● **PROBLEM STATEMENT**: Take the entries below and print all of them exactly, please.

● **Records from a dataset**:
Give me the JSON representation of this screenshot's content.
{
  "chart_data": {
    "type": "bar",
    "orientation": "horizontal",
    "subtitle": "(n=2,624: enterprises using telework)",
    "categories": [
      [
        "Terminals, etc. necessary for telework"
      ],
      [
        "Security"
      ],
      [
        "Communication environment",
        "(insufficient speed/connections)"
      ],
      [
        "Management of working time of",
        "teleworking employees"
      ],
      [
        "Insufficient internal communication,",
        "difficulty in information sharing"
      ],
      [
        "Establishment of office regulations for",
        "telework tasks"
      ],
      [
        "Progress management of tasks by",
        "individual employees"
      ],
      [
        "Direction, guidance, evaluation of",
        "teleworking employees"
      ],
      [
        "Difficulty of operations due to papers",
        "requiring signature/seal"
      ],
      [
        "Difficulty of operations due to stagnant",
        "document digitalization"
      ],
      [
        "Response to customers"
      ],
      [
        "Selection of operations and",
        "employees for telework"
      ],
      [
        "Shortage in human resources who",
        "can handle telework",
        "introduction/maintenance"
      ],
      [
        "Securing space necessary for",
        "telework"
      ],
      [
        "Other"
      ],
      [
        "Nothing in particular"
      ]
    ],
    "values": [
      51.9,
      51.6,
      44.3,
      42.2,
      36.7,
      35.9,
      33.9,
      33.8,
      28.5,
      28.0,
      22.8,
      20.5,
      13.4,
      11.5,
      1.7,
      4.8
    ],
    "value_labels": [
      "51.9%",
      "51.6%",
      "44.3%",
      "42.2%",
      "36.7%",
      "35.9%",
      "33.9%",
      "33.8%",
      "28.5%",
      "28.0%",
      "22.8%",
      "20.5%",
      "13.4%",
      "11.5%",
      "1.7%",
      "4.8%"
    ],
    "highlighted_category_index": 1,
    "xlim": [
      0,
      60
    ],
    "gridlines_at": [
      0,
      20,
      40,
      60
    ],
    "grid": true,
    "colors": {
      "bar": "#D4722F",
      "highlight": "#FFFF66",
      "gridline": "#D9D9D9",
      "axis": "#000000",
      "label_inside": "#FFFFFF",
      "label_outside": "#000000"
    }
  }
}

● **ANSWER TO THE EXERCISE**:
Give me the JSON representation of this screenshot's content.
{
  "chart_data": {
    "type": "bar",
    "orientation": "horizontal",
    "subtitle": "(n=2,624: enterprises using telework)",
    "categories": [
      [
        "Terminals, etc. necessary for telework"
      ],
      [
        "Security"
      ],
      [
        "Communication environment",
        "(insufficient speed/connections)"
      ],
      [
        "Management of working time of",
        "teleworking employees"
      ],
      [
        "Insufficient internal communication,",
        "difficulty in information sharing"
      ],
      [
        "Establishment of office regulations for",
        "telework tasks"
      ],
      [
        "Progress management of tasks by",
        "individual employees"
      ],
      [
        "Direction, guidance, evaluation of",
        "teleworking employees"
      ],
      [
        "Difficulty of operations due to papers",
        "requiring signature/seal"
      ],
      [
        "Difficulty of operations due to stagnant",
        "document digitalization"
      ],
      [
        "Response to customers"
      ],
      [
        "Selection of operations and",
        "employees for telework"
      ],
      [
        "Shortage in human resources who",
        "can handle telework",
        "introduction/maintenance"
      ],
      [
        "Securing space necessary for",
        "telework"
      ],
      [
        "Other"
      ],
      [
        "Nothing in particular"
      ]
    ],
    "values": [
      51.9,
      51.6,
      44.3,
      42.2,
      36.7,
      35.9,
      33.9,
      33.8,
      28.5,
      28.0,
      22.8,
      20.5,
      13.4,
      11.5,
      1.7,
      4.8
    ],
    "value_labels": [
      "51.9%",
      "51.6%",
      "44.3%",
      "42.2%",
      "36.7%",
      "35.9%",
      "33.9%",
      "33.8%",
      "28.5%",
      "28.0%",
      "22.8%",
      "20.5%",
      "13.4%",
      "11.5%",
      "1.7%",
      "4.8%"
    ],
    "highlighted_category_index": 1,
    "xlim": [
      0,
      60
    ],
    "gridlines_at": [
      0,
      20,
      40,
      60
    ],
    "grid": true,
    "colors": {
      "bar": "#D4722F",
      "highlight": "#FFFF66",
      "gridline": "#D9D9D9",
      "axis": "#000000",
      "label_inside": "#FFFFFF",
      "label_outside": "#000000"
    }
  }
}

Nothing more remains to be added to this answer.